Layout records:
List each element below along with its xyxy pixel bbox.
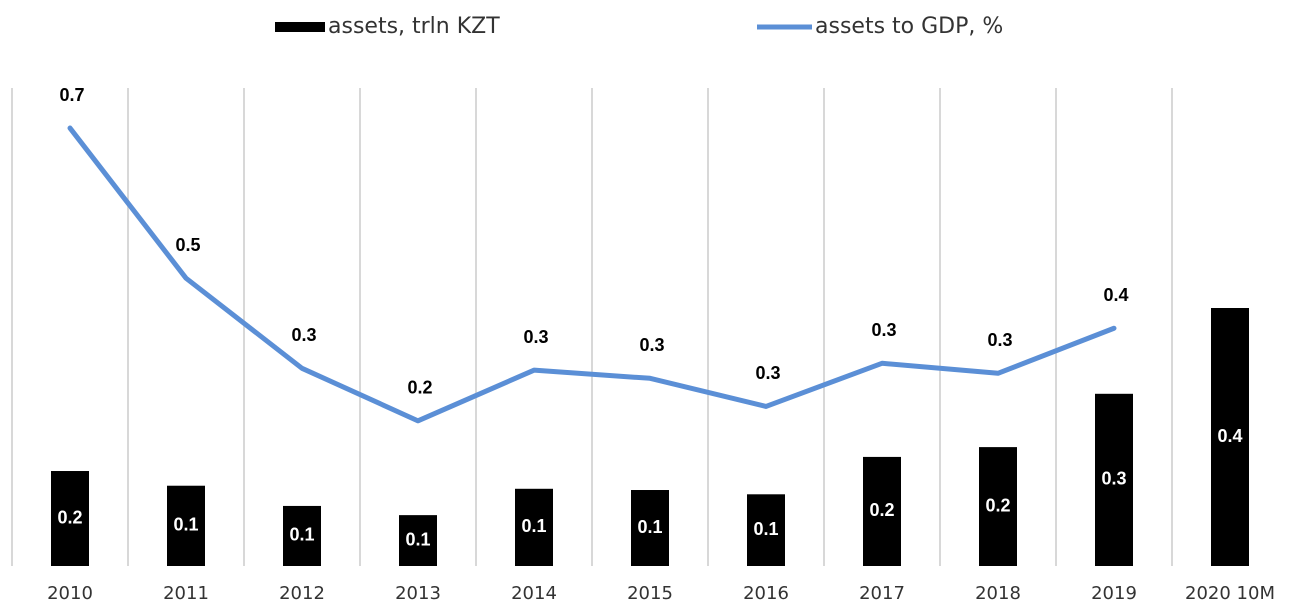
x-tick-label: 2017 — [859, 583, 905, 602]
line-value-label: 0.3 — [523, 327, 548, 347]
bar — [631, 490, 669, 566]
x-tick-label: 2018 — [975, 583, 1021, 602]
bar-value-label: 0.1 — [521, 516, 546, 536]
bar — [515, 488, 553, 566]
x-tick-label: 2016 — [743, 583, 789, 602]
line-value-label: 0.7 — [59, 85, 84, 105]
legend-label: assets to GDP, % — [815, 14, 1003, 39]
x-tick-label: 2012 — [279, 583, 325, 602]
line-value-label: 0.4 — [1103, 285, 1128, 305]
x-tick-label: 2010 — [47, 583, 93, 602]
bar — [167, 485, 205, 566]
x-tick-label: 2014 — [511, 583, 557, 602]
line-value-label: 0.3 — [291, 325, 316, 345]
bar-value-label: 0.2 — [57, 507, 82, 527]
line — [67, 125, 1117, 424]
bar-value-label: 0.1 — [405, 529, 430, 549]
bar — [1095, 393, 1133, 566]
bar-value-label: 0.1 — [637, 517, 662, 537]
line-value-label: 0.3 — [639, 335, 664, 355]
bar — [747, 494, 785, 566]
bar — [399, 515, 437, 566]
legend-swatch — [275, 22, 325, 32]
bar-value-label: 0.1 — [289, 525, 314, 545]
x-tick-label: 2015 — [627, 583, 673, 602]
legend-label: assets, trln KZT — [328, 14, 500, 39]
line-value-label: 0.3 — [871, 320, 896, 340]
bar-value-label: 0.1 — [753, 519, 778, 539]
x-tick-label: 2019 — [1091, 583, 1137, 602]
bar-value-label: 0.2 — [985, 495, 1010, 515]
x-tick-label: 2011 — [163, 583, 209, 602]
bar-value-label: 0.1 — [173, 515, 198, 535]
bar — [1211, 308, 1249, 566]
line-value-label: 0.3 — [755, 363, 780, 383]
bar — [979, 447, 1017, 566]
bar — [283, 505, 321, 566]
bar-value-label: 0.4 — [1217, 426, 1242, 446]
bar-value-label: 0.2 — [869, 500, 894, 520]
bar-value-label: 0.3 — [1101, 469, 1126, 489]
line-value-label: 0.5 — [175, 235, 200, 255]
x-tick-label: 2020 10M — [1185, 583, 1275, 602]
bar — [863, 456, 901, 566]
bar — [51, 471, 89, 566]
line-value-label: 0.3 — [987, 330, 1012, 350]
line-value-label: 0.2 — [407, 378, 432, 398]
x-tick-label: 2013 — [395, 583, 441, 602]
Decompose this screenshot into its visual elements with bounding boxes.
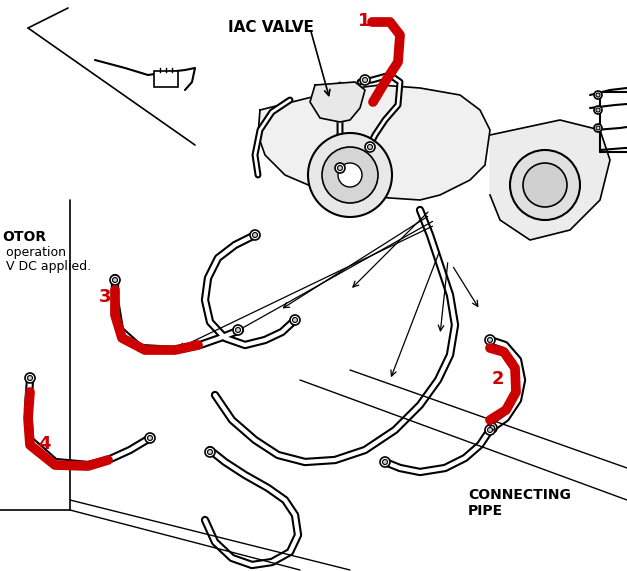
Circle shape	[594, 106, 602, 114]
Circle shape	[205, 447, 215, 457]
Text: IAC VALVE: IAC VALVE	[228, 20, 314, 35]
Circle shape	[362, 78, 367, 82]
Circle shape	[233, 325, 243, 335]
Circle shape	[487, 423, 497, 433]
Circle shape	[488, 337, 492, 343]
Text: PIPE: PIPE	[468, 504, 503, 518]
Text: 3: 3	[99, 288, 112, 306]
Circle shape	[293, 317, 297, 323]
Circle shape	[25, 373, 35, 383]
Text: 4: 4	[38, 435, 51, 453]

* Requirement *
Print all of the records above verbatim, leaving out the pictures.

* Problem solution *
List each element below along with its xyxy pixel bbox.
x-tick-label: 2017 — [859, 583, 905, 602]
line-value-label: 0.3 — [523, 327, 548, 347]
bar — [631, 490, 669, 566]
x-tick-label: 2018 — [975, 583, 1021, 602]
bar-value-label: 0.1 — [521, 516, 546, 536]
bar — [515, 488, 553, 566]
x-tick-label: 2016 — [743, 583, 789, 602]
line-value-label: 0.7 — [59, 85, 84, 105]
legend-label: assets to GDP, % — [815, 14, 1003, 39]
x-tick-label: 2012 — [279, 583, 325, 602]
line-value-label: 0.4 — [1103, 285, 1128, 305]
x-tick-label: 2010 — [47, 583, 93, 602]
bar — [167, 485, 205, 566]
x-tick-label: 2014 — [511, 583, 557, 602]
line-value-label: 0.3 — [291, 325, 316, 345]
bar-value-label: 0.2 — [57, 507, 82, 527]
line — [67, 125, 1117, 424]
bar-value-label: 0.1 — [405, 529, 430, 549]
bar — [1095, 393, 1133, 566]
bar-value-label: 0.1 — [637, 517, 662, 537]
line-value-label: 0.3 — [639, 335, 664, 355]
bar — [747, 494, 785, 566]
bar — [399, 515, 437, 566]
legend-swatch — [275, 22, 325, 32]
bar-value-label: 0.1 — [289, 525, 314, 545]
x-tick-label: 2015 — [627, 583, 673, 602]
legend-label: assets, trln KZT — [328, 14, 500, 39]
line-value-label: 0.3 — [871, 320, 896, 340]
bar-value-label: 0.1 — [753, 519, 778, 539]
x-tick-label: 2019 — [1091, 583, 1137, 602]
bar-value-label: 0.2 — [985, 495, 1010, 515]
x-tick-label: 2011 — [163, 583, 209, 602]
bar-value-label: 0.1 — [173, 515, 198, 535]
bar — [1211, 308, 1249, 566]
line-value-label: 0.3 — [755, 363, 780, 383]
bar — [979, 447, 1017, 566]
bar — [283, 505, 321, 566]
bar-value-label: 0.4 — [1217, 426, 1242, 446]
bar-value-label: 0.2 — [869, 500, 894, 520]
bar-value-label: 0.3 — [1101, 469, 1126, 489]
line-value-label: 0.5 — [175, 235, 200, 255]
x-tick-label: 2020 10M — [1185, 583, 1275, 602]
bar — [863, 456, 901, 566]
bar — [51, 471, 89, 566]
line-value-label: 0.3 — [987, 330, 1012, 350]
line-value-label: 0.2 — [407, 378, 432, 398]
x-tick-label: 2013 — [395, 583, 441, 602]
Decompose this screenshot into its visual elements with bounding boxes.
Circle shape	[594, 106, 602, 114]
Circle shape	[205, 447, 215, 457]
Text: IAC VALVE: IAC VALVE	[228, 20, 314, 35]
Circle shape	[362, 78, 367, 82]
Circle shape	[233, 325, 243, 335]
Circle shape	[487, 423, 497, 433]
Circle shape	[488, 337, 492, 343]
Text: PIPE: PIPE	[468, 504, 503, 518]
Text: 3: 3	[99, 288, 112, 306]
Circle shape	[293, 317, 297, 323]
Circle shape	[25, 373, 35, 383]
Text: 4: 4	[38, 435, 51, 453]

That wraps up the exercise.